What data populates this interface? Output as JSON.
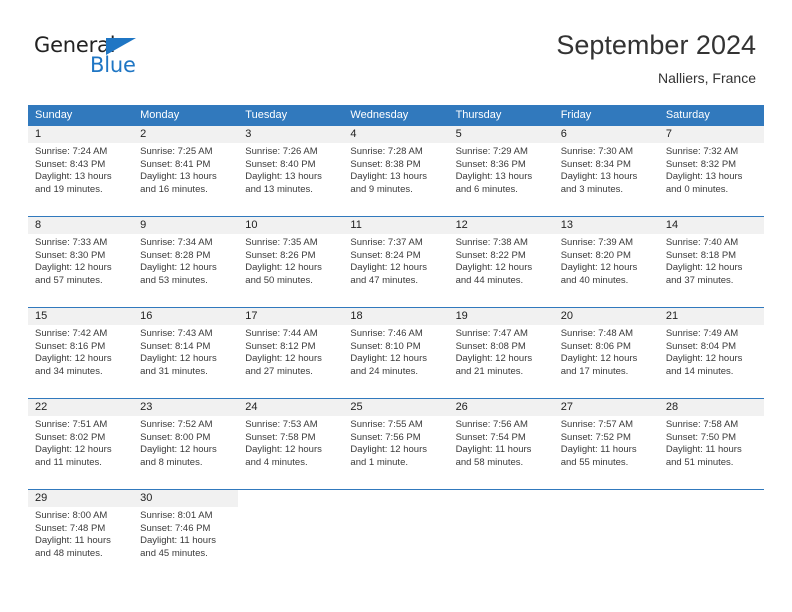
{
  "brand": {
    "name_part1": "General",
    "name_part2": "Blue",
    "triangle_color": "#1f76c4"
  },
  "header": {
    "title": "September 2024",
    "subtitle": "Nalliers, France"
  },
  "colors": {
    "header_blue": "#3179bd",
    "daynum_band": "#f1f1f1",
    "text": "#3a3a3a"
  },
  "weekday_headers": [
    "Sunday",
    "Monday",
    "Tuesday",
    "Wednesday",
    "Thursday",
    "Friday",
    "Saturday"
  ],
  "weeks": [
    [
      {
        "day": "1",
        "sunrise": "Sunrise: 7:24 AM",
        "sunset": "Sunset: 8:43 PM",
        "daylight1": "Daylight: 13 hours",
        "daylight2": "and 19 minutes."
      },
      {
        "day": "2",
        "sunrise": "Sunrise: 7:25 AM",
        "sunset": "Sunset: 8:41 PM",
        "daylight1": "Daylight: 13 hours",
        "daylight2": "and 16 minutes."
      },
      {
        "day": "3",
        "sunrise": "Sunrise: 7:26 AM",
        "sunset": "Sunset: 8:40 PM",
        "daylight1": "Daylight: 13 hours",
        "daylight2": "and 13 minutes."
      },
      {
        "day": "4",
        "sunrise": "Sunrise: 7:28 AM",
        "sunset": "Sunset: 8:38 PM",
        "daylight1": "Daylight: 13 hours",
        "daylight2": "and 9 minutes."
      },
      {
        "day": "5",
        "sunrise": "Sunrise: 7:29 AM",
        "sunset": "Sunset: 8:36 PM",
        "daylight1": "Daylight: 13 hours",
        "daylight2": "and 6 minutes."
      },
      {
        "day": "6",
        "sunrise": "Sunrise: 7:30 AM",
        "sunset": "Sunset: 8:34 PM",
        "daylight1": "Daylight: 13 hours",
        "daylight2": "and 3 minutes."
      },
      {
        "day": "7",
        "sunrise": "Sunrise: 7:32 AM",
        "sunset": "Sunset: 8:32 PM",
        "daylight1": "Daylight: 13 hours",
        "daylight2": "and 0 minutes."
      }
    ],
    [
      {
        "day": "8",
        "sunrise": "Sunrise: 7:33 AM",
        "sunset": "Sunset: 8:30 PM",
        "daylight1": "Daylight: 12 hours",
        "daylight2": "and 57 minutes."
      },
      {
        "day": "9",
        "sunrise": "Sunrise: 7:34 AM",
        "sunset": "Sunset: 8:28 PM",
        "daylight1": "Daylight: 12 hours",
        "daylight2": "and 53 minutes."
      },
      {
        "day": "10",
        "sunrise": "Sunrise: 7:35 AM",
        "sunset": "Sunset: 8:26 PM",
        "daylight1": "Daylight: 12 hours",
        "daylight2": "and 50 minutes."
      },
      {
        "day": "11",
        "sunrise": "Sunrise: 7:37 AM",
        "sunset": "Sunset: 8:24 PM",
        "daylight1": "Daylight: 12 hours",
        "daylight2": "and 47 minutes."
      },
      {
        "day": "12",
        "sunrise": "Sunrise: 7:38 AM",
        "sunset": "Sunset: 8:22 PM",
        "daylight1": "Daylight: 12 hours",
        "daylight2": "and 44 minutes."
      },
      {
        "day": "13",
        "sunrise": "Sunrise: 7:39 AM",
        "sunset": "Sunset: 8:20 PM",
        "daylight1": "Daylight: 12 hours",
        "daylight2": "and 40 minutes."
      },
      {
        "day": "14",
        "sunrise": "Sunrise: 7:40 AM",
        "sunset": "Sunset: 8:18 PM",
        "daylight1": "Daylight: 12 hours",
        "daylight2": "and 37 minutes."
      }
    ],
    [
      {
        "day": "15",
        "sunrise": "Sunrise: 7:42 AM",
        "sunset": "Sunset: 8:16 PM",
        "daylight1": "Daylight: 12 hours",
        "daylight2": "and 34 minutes."
      },
      {
        "day": "16",
        "sunrise": "Sunrise: 7:43 AM",
        "sunset": "Sunset: 8:14 PM",
        "daylight1": "Daylight: 12 hours",
        "daylight2": "and 31 minutes."
      },
      {
        "day": "17",
        "sunrise": "Sunrise: 7:44 AM",
        "sunset": "Sunset: 8:12 PM",
        "daylight1": "Daylight: 12 hours",
        "daylight2": "and 27 minutes."
      },
      {
        "day": "18",
        "sunrise": "Sunrise: 7:46 AM",
        "sunset": "Sunset: 8:10 PM",
        "daylight1": "Daylight: 12 hours",
        "daylight2": "and 24 minutes."
      },
      {
        "day": "19",
        "sunrise": "Sunrise: 7:47 AM",
        "sunset": "Sunset: 8:08 PM",
        "daylight1": "Daylight: 12 hours",
        "daylight2": "and 21 minutes."
      },
      {
        "day": "20",
        "sunrise": "Sunrise: 7:48 AM",
        "sunset": "Sunset: 8:06 PM",
        "daylight1": "Daylight: 12 hours",
        "daylight2": "and 17 minutes."
      },
      {
        "day": "21",
        "sunrise": "Sunrise: 7:49 AM",
        "sunset": "Sunset: 8:04 PM",
        "daylight1": "Daylight: 12 hours",
        "daylight2": "and 14 minutes."
      }
    ],
    [
      {
        "day": "22",
        "sunrise": "Sunrise: 7:51 AM",
        "sunset": "Sunset: 8:02 PM",
        "daylight1": "Daylight: 12 hours",
        "daylight2": "and 11 minutes."
      },
      {
        "day": "23",
        "sunrise": "Sunrise: 7:52 AM",
        "sunset": "Sunset: 8:00 PM",
        "daylight1": "Daylight: 12 hours",
        "daylight2": "and 8 minutes."
      },
      {
        "day": "24",
        "sunrise": "Sunrise: 7:53 AM",
        "sunset": "Sunset: 7:58 PM",
        "daylight1": "Daylight: 12 hours",
        "daylight2": "and 4 minutes."
      },
      {
        "day": "25",
        "sunrise": "Sunrise: 7:55 AM",
        "sunset": "Sunset: 7:56 PM",
        "daylight1": "Daylight: 12 hours",
        "daylight2": "and 1 minute."
      },
      {
        "day": "26",
        "sunrise": "Sunrise: 7:56 AM",
        "sunset": "Sunset: 7:54 PM",
        "daylight1": "Daylight: 11 hours",
        "daylight2": "and 58 minutes."
      },
      {
        "day": "27",
        "sunrise": "Sunrise: 7:57 AM",
        "sunset": "Sunset: 7:52 PM",
        "daylight1": "Daylight: 11 hours",
        "daylight2": "and 55 minutes."
      },
      {
        "day": "28",
        "sunrise": "Sunrise: 7:58 AM",
        "sunset": "Sunset: 7:50 PM",
        "daylight1": "Daylight: 11 hours",
        "daylight2": "and 51 minutes."
      }
    ],
    [
      {
        "day": "29",
        "sunrise": "Sunrise: 8:00 AM",
        "sunset": "Sunset: 7:48 PM",
        "daylight1": "Daylight: 11 hours",
        "daylight2": "and 48 minutes."
      },
      {
        "day": "30",
        "sunrise": "Sunrise: 8:01 AM",
        "sunset": "Sunset: 7:46 PM",
        "daylight1": "Daylight: 11 hours",
        "daylight2": "and 45 minutes."
      },
      {
        "day": "",
        "sunrise": "",
        "sunset": "",
        "daylight1": "",
        "daylight2": ""
      },
      {
        "day": "",
        "sunrise": "",
        "sunset": "",
        "daylight1": "",
        "daylight2": ""
      },
      {
        "day": "",
        "sunrise": "",
        "sunset": "",
        "daylight1": "",
        "daylight2": ""
      },
      {
        "day": "",
        "sunrise": "",
        "sunset": "",
        "daylight1": "",
        "daylight2": ""
      },
      {
        "day": "",
        "sunrise": "",
        "sunset": "",
        "daylight1": "",
        "daylight2": ""
      }
    ]
  ]
}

# [What needs to be done]
From start to finish, output the listing exactly, but omit its pictures.

# [Solution to this task]
What data populates this interface? Output as JSON.
{
  "brand": {
    "name_part1": "General",
    "name_part2": "Blue",
    "triangle_color": "#1f76c4"
  },
  "header": {
    "title": "September 2024",
    "subtitle": "Nalliers, France"
  },
  "colors": {
    "header_blue": "#3179bd",
    "daynum_band": "#f1f1f1",
    "text": "#3a3a3a"
  },
  "weekday_headers": [
    "Sunday",
    "Monday",
    "Tuesday",
    "Wednesday",
    "Thursday",
    "Friday",
    "Saturday"
  ],
  "weeks": [
    [
      {
        "day": "1",
        "sunrise": "Sunrise: 7:24 AM",
        "sunset": "Sunset: 8:43 PM",
        "daylight1": "Daylight: 13 hours",
        "daylight2": "and 19 minutes."
      },
      {
        "day": "2",
        "sunrise": "Sunrise: 7:25 AM",
        "sunset": "Sunset: 8:41 PM",
        "daylight1": "Daylight: 13 hours",
        "daylight2": "and 16 minutes."
      },
      {
        "day": "3",
        "sunrise": "Sunrise: 7:26 AM",
        "sunset": "Sunset: 8:40 PM",
        "daylight1": "Daylight: 13 hours",
        "daylight2": "and 13 minutes."
      },
      {
        "day": "4",
        "sunrise": "Sunrise: 7:28 AM",
        "sunset": "Sunset: 8:38 PM",
        "daylight1": "Daylight: 13 hours",
        "daylight2": "and 9 minutes."
      },
      {
        "day": "5",
        "sunrise": "Sunrise: 7:29 AM",
        "sunset": "Sunset: 8:36 PM",
        "daylight1": "Daylight: 13 hours",
        "daylight2": "and 6 minutes."
      },
      {
        "day": "6",
        "sunrise": "Sunrise: 7:30 AM",
        "sunset": "Sunset: 8:34 PM",
        "daylight1": "Daylight: 13 hours",
        "daylight2": "and 3 minutes."
      },
      {
        "day": "7",
        "sunrise": "Sunrise: 7:32 AM",
        "sunset": "Sunset: 8:32 PM",
        "daylight1": "Daylight: 13 hours",
        "daylight2": "and 0 minutes."
      }
    ],
    [
      {
        "day": "8",
        "sunrise": "Sunrise: 7:33 AM",
        "sunset": "Sunset: 8:30 PM",
        "daylight1": "Daylight: 12 hours",
        "daylight2": "and 57 minutes."
      },
      {
        "day": "9",
        "sunrise": "Sunrise: 7:34 AM",
        "sunset": "Sunset: 8:28 PM",
        "daylight1": "Daylight: 12 hours",
        "daylight2": "and 53 minutes."
      },
      {
        "day": "10",
        "sunrise": "Sunrise: 7:35 AM",
        "sunset": "Sunset: 8:26 PM",
        "daylight1": "Daylight: 12 hours",
        "daylight2": "and 50 minutes."
      },
      {
        "day": "11",
        "sunrise": "Sunrise: 7:37 AM",
        "sunset": "Sunset: 8:24 PM",
        "daylight1": "Daylight: 12 hours",
        "daylight2": "and 47 minutes."
      },
      {
        "day": "12",
        "sunrise": "Sunrise: 7:38 AM",
        "sunset": "Sunset: 8:22 PM",
        "daylight1": "Daylight: 12 hours",
        "daylight2": "and 44 minutes."
      },
      {
        "day": "13",
        "sunrise": "Sunrise: 7:39 AM",
        "sunset": "Sunset: 8:20 PM",
        "daylight1": "Daylight: 12 hours",
        "daylight2": "and 40 minutes."
      },
      {
        "day": "14",
        "sunrise": "Sunrise: 7:40 AM",
        "sunset": "Sunset: 8:18 PM",
        "daylight1": "Daylight: 12 hours",
        "daylight2": "and 37 minutes."
      }
    ],
    [
      {
        "day": "15",
        "sunrise": "Sunrise: 7:42 AM",
        "sunset": "Sunset: 8:16 PM",
        "daylight1": "Daylight: 12 hours",
        "daylight2": "and 34 minutes."
      },
      {
        "day": "16",
        "sunrise": "Sunrise: 7:43 AM",
        "sunset": "Sunset: 8:14 PM",
        "daylight1": "Daylight: 12 hours",
        "daylight2": "and 31 minutes."
      },
      {
        "day": "17",
        "sunrise": "Sunrise: 7:44 AM",
        "sunset": "Sunset: 8:12 PM",
        "daylight1": "Daylight: 12 hours",
        "daylight2": "and 27 minutes."
      },
      {
        "day": "18",
        "sunrise": "Sunrise: 7:46 AM",
        "sunset": "Sunset: 8:10 PM",
        "daylight1": "Daylight: 12 hours",
        "daylight2": "and 24 minutes."
      },
      {
        "day": "19",
        "sunrise": "Sunrise: 7:47 AM",
        "sunset": "Sunset: 8:08 PM",
        "daylight1": "Daylight: 12 hours",
        "daylight2": "and 21 minutes."
      },
      {
        "day": "20",
        "sunrise": "Sunrise: 7:48 AM",
        "sunset": "Sunset: 8:06 PM",
        "daylight1": "Daylight: 12 hours",
        "daylight2": "and 17 minutes."
      },
      {
        "day": "21",
        "sunrise": "Sunrise: 7:49 AM",
        "sunset": "Sunset: 8:04 PM",
        "daylight1": "Daylight: 12 hours",
        "daylight2": "and 14 minutes."
      }
    ],
    [
      {
        "day": "22",
        "sunrise": "Sunrise: 7:51 AM",
        "sunset": "Sunset: 8:02 PM",
        "daylight1": "Daylight: 12 hours",
        "daylight2": "and 11 minutes."
      },
      {
        "day": "23",
        "sunrise": "Sunrise: 7:52 AM",
        "sunset": "Sunset: 8:00 PM",
        "daylight1": "Daylight: 12 hours",
        "daylight2": "and 8 minutes."
      },
      {
        "day": "24",
        "sunrise": "Sunrise: 7:53 AM",
        "sunset": "Sunset: 7:58 PM",
        "daylight1": "Daylight: 12 hours",
        "daylight2": "and 4 minutes."
      },
      {
        "day": "25",
        "sunrise": "Sunrise: 7:55 AM",
        "sunset": "Sunset: 7:56 PM",
        "daylight1": "Daylight: 12 hours",
        "daylight2": "and 1 minute."
      },
      {
        "day": "26",
        "sunrise": "Sunrise: 7:56 AM",
        "sunset": "Sunset: 7:54 PM",
        "daylight1": "Daylight: 11 hours",
        "daylight2": "and 58 minutes."
      },
      {
        "day": "27",
        "sunrise": "Sunrise: 7:57 AM",
        "sunset": "Sunset: 7:52 PM",
        "daylight1": "Daylight: 11 hours",
        "daylight2": "and 55 minutes."
      },
      {
        "day": "28",
        "sunrise": "Sunrise: 7:58 AM",
        "sunset": "Sunset: 7:50 PM",
        "daylight1": "Daylight: 11 hours",
        "daylight2": "and 51 minutes."
      }
    ],
    [
      {
        "day": "29",
        "sunrise": "Sunrise: 8:00 AM",
        "sunset": "Sunset: 7:48 PM",
        "daylight1": "Daylight: 11 hours",
        "daylight2": "and 48 minutes."
      },
      {
        "day": "30",
        "sunrise": "Sunrise: 8:01 AM",
        "sunset": "Sunset: 7:46 PM",
        "daylight1": "Daylight: 11 hours",
        "daylight2": "and 45 minutes."
      },
      {
        "day": "",
        "sunrise": "",
        "sunset": "",
        "daylight1": "",
        "daylight2": ""
      },
      {
        "day": "",
        "sunrise": "",
        "sunset": "",
        "daylight1": "",
        "daylight2": ""
      },
      {
        "day": "",
        "sunrise": "",
        "sunset": "",
        "daylight1": "",
        "daylight2": ""
      },
      {
        "day": "",
        "sunrise": "",
        "sunset": "",
        "daylight1": "",
        "daylight2": ""
      },
      {
        "day": "",
        "sunrise": "",
        "sunset": "",
        "daylight1": "",
        "daylight2": ""
      }
    ]
  ]
}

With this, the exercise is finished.